### Requirement
Search the data for the word "EXCLUSIVE". Reproduce every line where it is found.

### Data
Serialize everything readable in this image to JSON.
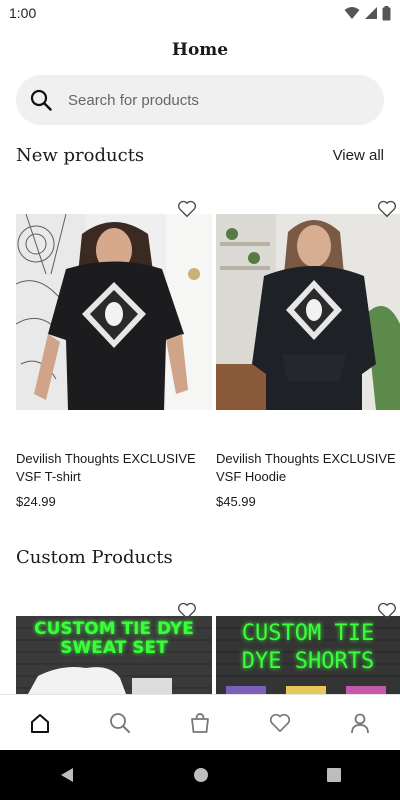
{
  "status_bar": {
    "time": "1:00"
  },
  "header": {
    "title": "Home"
  },
  "search": {
    "placeholder": "Search for products"
  },
  "new_products": {
    "title": "New products",
    "view_all_label": "View all",
    "items": [
      {
        "name": "Devilish Thoughts EXCLUSIVE VSF T-shirt",
        "price": "$24.99"
      },
      {
        "name": "Devilish Thoughts EXCLUSIVE VSF Hoodie",
        "price": "$45.99"
      }
    ]
  },
  "custom_products": {
    "title": "Custom Products",
    "items": [
      {
        "image_text": "CUSTOM TIE DYE SWEAT SET"
      },
      {
        "image_text": "CUSTOM TIE DYE SHORTS"
      }
    ]
  },
  "bottom_nav": {
    "items": [
      "home-icon",
      "search-icon",
      "shopping-bag-icon",
      "heart-icon",
      "profile-icon"
    ]
  },
  "colors": {
    "neon_green": "#39ff3a",
    "search_bg": "#f0f0f0",
    "brick": "#3a3a3a"
  }
}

### Exercise result
        "name": "Devilish Thoughts EXCLUSIVE VSF T-shirt",
        "name": "Devilish Thoughts EXCLUSIVE VSF Hoodie",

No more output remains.